**Job**
Give a verbatim copy of the lines below, minus the pictures.

**Records for the task**
***
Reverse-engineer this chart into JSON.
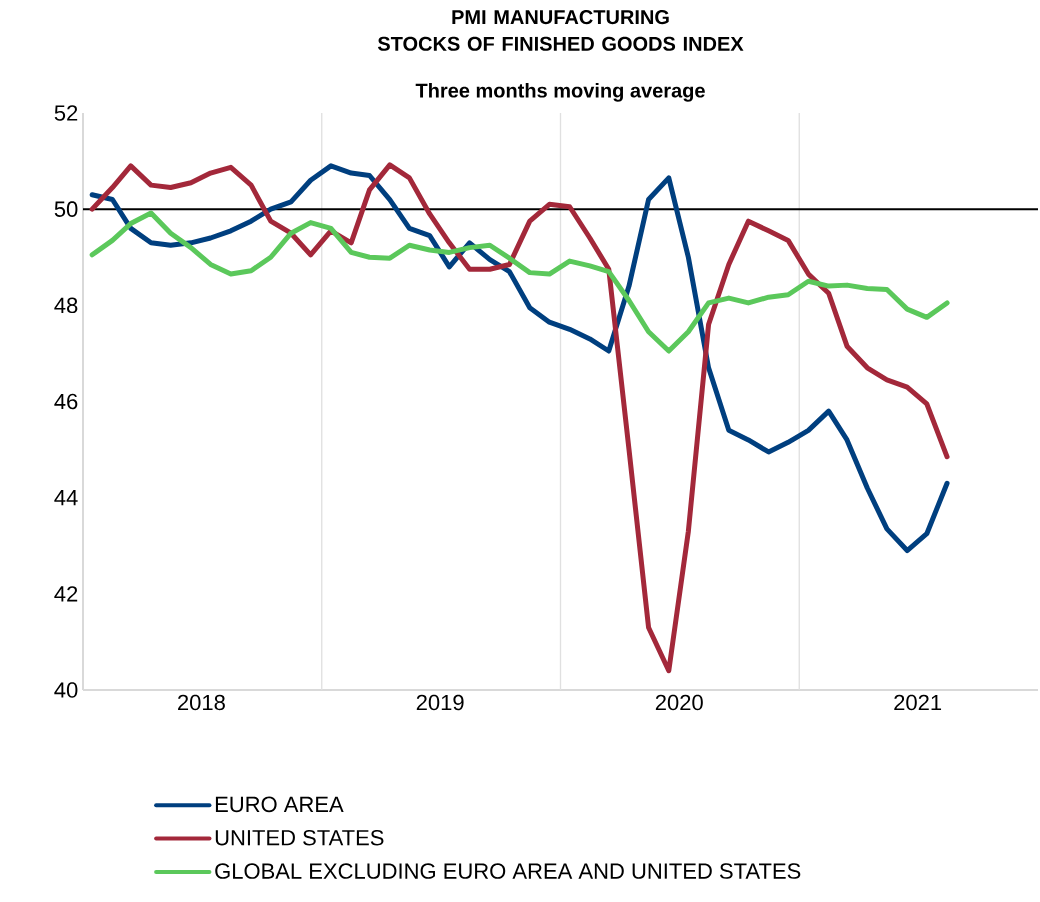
{
  "chart_data": {
    "type": "line",
    "title": "PMI MANUFACTURING STOCKS OF FINISHED GOODS INDEX",
    "subtitle": "Three months moving average",
    "x": [
      "2018-01-15",
      "2018-02-15",
      "2018-03-15",
      "2018-04-15",
      "2018-05-15",
      "2018-06-15",
      "2018-07-15",
      "2018-08-15",
      "2018-09-15",
      "2018-10-15",
      "2018-11-15",
      "2018-12-15",
      "2019-01-15",
      "2019-02-15",
      "2019-03-15",
      "2019-04-15",
      "2019-05-15",
      "2019-06-15",
      "2019-07-15",
      "2019-08-15",
      "2019-09-15",
      "2019-10-15",
      "2019-11-15",
      "2019-12-15",
      "2020-01-15",
      "2020-02-15",
      "2020-03-15",
      "2020-04-15",
      "2020-05-15",
      "2020-06-15",
      "2020-07-15",
      "2020-08-15",
      "2020-09-15",
      "2020-10-15",
      "2020-11-15",
      "2020-12-15",
      "2021-01-15",
      "2021-02-15",
      "2021-03-15",
      "2021-04-15",
      "2021-05-15",
      "2021-06-15",
      "2021-07-15",
      "2021-08-15"
    ],
    "series": [
      {
        "name": "EURO AREA",
        "color": "#003f7f",
        "values": [
          50.3,
          50.2,
          49.6,
          49.3,
          49.25,
          49.3,
          49.4,
          49.55,
          49.75,
          50.0,
          50.15,
          50.6,
          50.9,
          50.75,
          50.7,
          50.2,
          49.6,
          49.45,
          48.8,
          49.3,
          48.95,
          48.7,
          47.95,
          47.65,
          47.5,
          47.3,
          47.05,
          48.4,
          50.2,
          50.65,
          49.0,
          46.7,
          45.4,
          45.2,
          44.95,
          45.15,
          45.4,
          45.8,
          45.2,
          44.2,
          43.35,
          42.9,
          43.25,
          44.3
        ]
      },
      {
        "name": "UNITED STATES",
        "color": "#a3283a",
        "values": [
          50.0,
          50.45,
          50.9,
          50.5,
          50.45,
          50.55,
          50.75,
          50.87,
          50.5,
          49.75,
          49.5,
          49.05,
          49.55,
          49.3,
          50.4,
          50.92,
          50.65,
          49.9,
          49.3,
          48.75,
          48.75,
          48.85,
          49.75,
          50.1,
          50.05,
          49.4,
          48.75,
          45.0,
          41.3,
          40.4,
          43.3,
          47.6,
          48.85,
          49.75,
          49.55,
          49.35,
          48.65,
          48.25,
          47.15,
          46.7,
          46.45,
          46.3,
          45.95,
          44.85
        ]
      },
      {
        "name": "GLOBAL EXCLUDING EURO AREA AND UNITED STATES",
        "color": "#5bc85b",
        "values": [
          49.05,
          49.35,
          49.7,
          49.92,
          49.5,
          49.2,
          48.85,
          48.65,
          48.72,
          49.0,
          49.5,
          49.72,
          49.6,
          49.1,
          49.0,
          48.98,
          49.25,
          49.15,
          49.1,
          49.2,
          49.25,
          48.98,
          48.68,
          48.65,
          48.92,
          48.82,
          48.7,
          48.1,
          47.45,
          47.05,
          47.45,
          48.05,
          48.15,
          48.05,
          48.17,
          48.22,
          48.5,
          48.4,
          48.42,
          48.35,
          48.33,
          47.92,
          47.75,
          48.05
        ]
      }
    ],
    "xlim": [
      "2018-01-01",
      "2022-01-01"
    ],
    "xticks": [
      {
        "value": "2018-07-01",
        "label": "2018"
      },
      {
        "value": "2019-07-01",
        "label": "2019"
      },
      {
        "value": "2020-07-01",
        "label": "2020"
      },
      {
        "value": "2021-07-01",
        "label": "2021"
      },
      {
        "value": "2019-01-01",
        "label": null
      },
      {
        "value": "2020-01-01",
        "label": null
      },
      {
        "value": "2021-01-01",
        "label": null
      }
    ],
    "ylim": [
      40,
      52
    ],
    "yticks": [
      40,
      42,
      44,
      46,
      48,
      50,
      52
    ],
    "ref_lines": [
      {
        "axis": "y",
        "value": 50,
        "color": "#000000"
      }
    ],
    "grid": "x",
    "legend": "bottom",
    "marker": "none",
    "line_style": "solid"
  }
}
***
**Exercise output**
Reverse-engineer this chart into JSON.
{
  "chart_data": {
    "type": "line",
    "title": "PMI MANUFACTURING STOCKS OF FINISHED GOODS INDEX",
    "subtitle": "Three months moving average",
    "x": [
      "2018-01-15",
      "2018-02-15",
      "2018-03-15",
      "2018-04-15",
      "2018-05-15",
      "2018-06-15",
      "2018-07-15",
      "2018-08-15",
      "2018-09-15",
      "2018-10-15",
      "2018-11-15",
      "2018-12-15",
      "2019-01-15",
      "2019-02-15",
      "2019-03-15",
      "2019-04-15",
      "2019-05-15",
      "2019-06-15",
      "2019-07-15",
      "2019-08-15",
      "2019-09-15",
      "2019-10-15",
      "2019-11-15",
      "2019-12-15",
      "2020-01-15",
      "2020-02-15",
      "2020-03-15",
      "2020-04-15",
      "2020-05-15",
      "2020-06-15",
      "2020-07-15",
      "2020-08-15",
      "2020-09-15",
      "2020-10-15",
      "2020-11-15",
      "2020-12-15",
      "2021-01-15",
      "2021-02-15",
      "2021-03-15",
      "2021-04-15",
      "2021-05-15",
      "2021-06-15",
      "2021-07-15",
      "2021-08-15"
    ],
    "series": [
      {
        "name": "EURO AREA",
        "color": "#003f7f",
        "values": [
          50.3,
          50.2,
          49.6,
          49.3,
          49.25,
          49.3,
          49.4,
          49.55,
          49.75,
          50.0,
          50.15,
          50.6,
          50.9,
          50.75,
          50.7,
          50.2,
          49.6,
          49.45,
          48.8,
          49.3,
          48.95,
          48.7,
          47.95,
          47.65,
          47.5,
          47.3,
          47.05,
          48.4,
          50.2,
          50.65,
          49.0,
          46.7,
          45.4,
          45.2,
          44.95,
          45.15,
          45.4,
          45.8,
          45.2,
          44.2,
          43.35,
          42.9,
          43.25,
          44.3
        ]
      },
      {
        "name": "UNITED STATES",
        "color": "#a3283a",
        "values": [
          50.0,
          50.45,
          50.9,
          50.5,
          50.45,
          50.55,
          50.75,
          50.87,
          50.5,
          49.75,
          49.5,
          49.05,
          49.55,
          49.3,
          50.4,
          50.92,
          50.65,
          49.9,
          49.3,
          48.75,
          48.75,
          48.85,
          49.75,
          50.1,
          50.05,
          49.4,
          48.75,
          45.0,
          41.3,
          40.4,
          43.3,
          47.6,
          48.85,
          49.75,
          49.55,
          49.35,
          48.65,
          48.25,
          47.15,
          46.7,
          46.45,
          46.3,
          45.95,
          44.85
        ]
      },
      {
        "name": "GLOBAL EXCLUDING EURO AREA AND UNITED STATES",
        "color": "#5bc85b",
        "values": [
          49.05,
          49.35,
          49.7,
          49.92,
          49.5,
          49.2,
          48.85,
          48.65,
          48.72,
          49.0,
          49.5,
          49.72,
          49.6,
          49.1,
          49.0,
          48.98,
          49.25,
          49.15,
          49.1,
          49.2,
          49.25,
          48.98,
          48.68,
          48.65,
          48.92,
          48.82,
          48.7,
          48.1,
          47.45,
          47.05,
          47.45,
          48.05,
          48.15,
          48.05,
          48.17,
          48.22,
          48.5,
          48.4,
          48.42,
          48.35,
          48.33,
          47.92,
          47.75,
          48.05
        ]
      }
    ],
    "xlim": [
      "2018-01-01",
      "2022-01-01"
    ],
    "xticks": [
      {
        "value": "2018-07-01",
        "label": "2018"
      },
      {
        "value": "2019-07-01",
        "label": "2019"
      },
      {
        "value": "2020-07-01",
        "label": "2020"
      },
      {
        "value": "2021-07-01",
        "label": "2021"
      },
      {
        "value": "2019-01-01",
        "label": null
      },
      {
        "value": "2020-01-01",
        "label": null
      },
      {
        "value": "2021-01-01",
        "label": null
      }
    ],
    "ylim": [
      40,
      52
    ],
    "yticks": [
      40,
      42,
      44,
      46,
      48,
      50,
      52
    ],
    "ref_lines": [
      {
        "axis": "y",
        "value": 50,
        "color": "#000000"
      }
    ],
    "grid": "x",
    "legend": "bottom",
    "marker": "none",
    "line_style": "solid"
  }
}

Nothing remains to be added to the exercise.